Count every line of these entries that holds the word "Rzut", and reply with the number only.
-- BEGIN --
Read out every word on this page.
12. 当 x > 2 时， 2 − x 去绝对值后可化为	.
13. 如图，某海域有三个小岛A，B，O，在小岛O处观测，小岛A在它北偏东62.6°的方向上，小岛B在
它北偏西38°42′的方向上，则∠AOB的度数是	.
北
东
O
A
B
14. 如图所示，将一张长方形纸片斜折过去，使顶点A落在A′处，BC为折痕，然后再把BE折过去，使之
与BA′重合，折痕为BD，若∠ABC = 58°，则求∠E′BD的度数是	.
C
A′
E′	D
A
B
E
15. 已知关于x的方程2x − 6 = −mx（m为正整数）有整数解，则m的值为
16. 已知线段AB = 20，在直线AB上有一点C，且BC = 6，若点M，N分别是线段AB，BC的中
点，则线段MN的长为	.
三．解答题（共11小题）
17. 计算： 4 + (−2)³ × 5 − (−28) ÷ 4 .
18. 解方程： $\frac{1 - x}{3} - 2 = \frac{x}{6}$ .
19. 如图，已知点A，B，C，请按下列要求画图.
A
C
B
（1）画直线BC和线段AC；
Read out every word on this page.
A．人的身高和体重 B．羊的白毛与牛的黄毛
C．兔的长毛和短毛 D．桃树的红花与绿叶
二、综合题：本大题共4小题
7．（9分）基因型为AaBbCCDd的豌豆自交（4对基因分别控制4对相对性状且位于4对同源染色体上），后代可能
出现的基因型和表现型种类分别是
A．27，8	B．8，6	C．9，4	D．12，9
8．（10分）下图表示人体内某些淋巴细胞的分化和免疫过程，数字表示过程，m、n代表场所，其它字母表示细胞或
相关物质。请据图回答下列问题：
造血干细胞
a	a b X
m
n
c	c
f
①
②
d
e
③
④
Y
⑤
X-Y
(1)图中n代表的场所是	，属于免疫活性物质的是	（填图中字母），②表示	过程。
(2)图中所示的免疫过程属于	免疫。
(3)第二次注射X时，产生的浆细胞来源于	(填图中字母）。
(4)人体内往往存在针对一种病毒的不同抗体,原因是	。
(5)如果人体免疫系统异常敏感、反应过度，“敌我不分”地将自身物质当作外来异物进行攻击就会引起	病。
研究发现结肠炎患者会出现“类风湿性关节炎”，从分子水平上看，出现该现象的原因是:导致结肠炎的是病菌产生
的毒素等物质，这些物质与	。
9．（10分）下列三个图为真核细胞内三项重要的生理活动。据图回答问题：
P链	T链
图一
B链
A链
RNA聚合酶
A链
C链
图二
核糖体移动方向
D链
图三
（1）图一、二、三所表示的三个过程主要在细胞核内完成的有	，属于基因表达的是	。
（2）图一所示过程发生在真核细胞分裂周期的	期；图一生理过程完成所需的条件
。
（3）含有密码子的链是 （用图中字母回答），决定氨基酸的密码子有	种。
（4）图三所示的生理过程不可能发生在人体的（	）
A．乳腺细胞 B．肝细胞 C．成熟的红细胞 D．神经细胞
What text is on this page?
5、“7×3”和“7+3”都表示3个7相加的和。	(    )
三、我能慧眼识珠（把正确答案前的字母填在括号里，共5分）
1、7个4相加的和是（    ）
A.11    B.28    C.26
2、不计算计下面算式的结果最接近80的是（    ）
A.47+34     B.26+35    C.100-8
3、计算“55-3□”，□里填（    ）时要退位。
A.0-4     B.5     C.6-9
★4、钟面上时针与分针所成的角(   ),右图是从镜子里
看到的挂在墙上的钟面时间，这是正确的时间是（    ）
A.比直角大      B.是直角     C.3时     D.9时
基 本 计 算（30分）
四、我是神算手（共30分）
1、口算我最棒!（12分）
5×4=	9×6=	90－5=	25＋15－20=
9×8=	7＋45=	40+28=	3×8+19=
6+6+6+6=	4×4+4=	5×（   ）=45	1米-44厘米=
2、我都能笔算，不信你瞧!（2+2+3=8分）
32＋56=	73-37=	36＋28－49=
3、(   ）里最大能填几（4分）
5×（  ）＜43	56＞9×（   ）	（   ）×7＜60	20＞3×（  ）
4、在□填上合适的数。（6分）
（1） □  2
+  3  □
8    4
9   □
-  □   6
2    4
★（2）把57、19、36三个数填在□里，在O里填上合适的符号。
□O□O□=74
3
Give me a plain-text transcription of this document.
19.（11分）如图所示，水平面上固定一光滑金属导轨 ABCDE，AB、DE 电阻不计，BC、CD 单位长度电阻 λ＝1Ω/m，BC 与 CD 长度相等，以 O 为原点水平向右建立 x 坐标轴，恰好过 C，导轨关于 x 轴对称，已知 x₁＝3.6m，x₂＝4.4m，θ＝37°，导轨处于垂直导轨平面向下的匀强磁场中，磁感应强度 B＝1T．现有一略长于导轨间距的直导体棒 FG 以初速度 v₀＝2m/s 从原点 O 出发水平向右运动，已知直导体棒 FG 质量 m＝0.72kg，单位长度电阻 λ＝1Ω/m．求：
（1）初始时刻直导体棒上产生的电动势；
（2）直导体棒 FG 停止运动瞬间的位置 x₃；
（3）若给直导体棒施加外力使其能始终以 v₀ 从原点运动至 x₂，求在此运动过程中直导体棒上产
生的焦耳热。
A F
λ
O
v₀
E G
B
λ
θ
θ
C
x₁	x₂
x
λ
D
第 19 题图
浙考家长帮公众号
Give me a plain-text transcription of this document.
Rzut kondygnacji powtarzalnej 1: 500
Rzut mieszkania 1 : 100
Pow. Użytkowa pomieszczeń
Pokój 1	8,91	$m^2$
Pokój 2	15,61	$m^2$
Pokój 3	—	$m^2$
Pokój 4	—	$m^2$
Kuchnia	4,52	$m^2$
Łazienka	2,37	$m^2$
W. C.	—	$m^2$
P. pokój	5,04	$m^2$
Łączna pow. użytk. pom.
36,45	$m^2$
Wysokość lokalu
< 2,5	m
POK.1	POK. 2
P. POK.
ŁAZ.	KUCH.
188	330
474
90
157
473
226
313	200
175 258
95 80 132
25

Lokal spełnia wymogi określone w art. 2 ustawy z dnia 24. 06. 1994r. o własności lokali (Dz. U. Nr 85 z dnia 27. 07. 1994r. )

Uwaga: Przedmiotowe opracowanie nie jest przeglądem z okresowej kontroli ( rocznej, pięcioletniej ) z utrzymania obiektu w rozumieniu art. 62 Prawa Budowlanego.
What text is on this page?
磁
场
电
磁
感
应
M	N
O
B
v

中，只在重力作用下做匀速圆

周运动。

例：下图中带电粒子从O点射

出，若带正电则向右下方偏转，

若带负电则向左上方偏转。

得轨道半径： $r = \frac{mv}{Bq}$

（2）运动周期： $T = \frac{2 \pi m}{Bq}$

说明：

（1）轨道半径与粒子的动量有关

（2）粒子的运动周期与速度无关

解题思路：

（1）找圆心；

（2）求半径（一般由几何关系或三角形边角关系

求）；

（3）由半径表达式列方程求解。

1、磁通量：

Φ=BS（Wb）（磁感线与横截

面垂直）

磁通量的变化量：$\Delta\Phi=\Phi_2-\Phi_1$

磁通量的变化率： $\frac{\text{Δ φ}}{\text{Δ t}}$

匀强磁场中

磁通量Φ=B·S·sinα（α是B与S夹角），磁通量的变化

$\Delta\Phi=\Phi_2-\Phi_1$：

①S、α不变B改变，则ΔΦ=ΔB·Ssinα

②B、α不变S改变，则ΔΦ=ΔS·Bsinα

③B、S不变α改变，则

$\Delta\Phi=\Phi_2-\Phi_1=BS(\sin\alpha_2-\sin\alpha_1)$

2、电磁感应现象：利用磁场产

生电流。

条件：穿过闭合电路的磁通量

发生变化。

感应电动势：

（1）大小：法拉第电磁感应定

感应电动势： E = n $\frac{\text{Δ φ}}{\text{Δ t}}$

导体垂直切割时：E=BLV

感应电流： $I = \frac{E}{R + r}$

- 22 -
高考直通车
-- END --
→ Reply to the task
2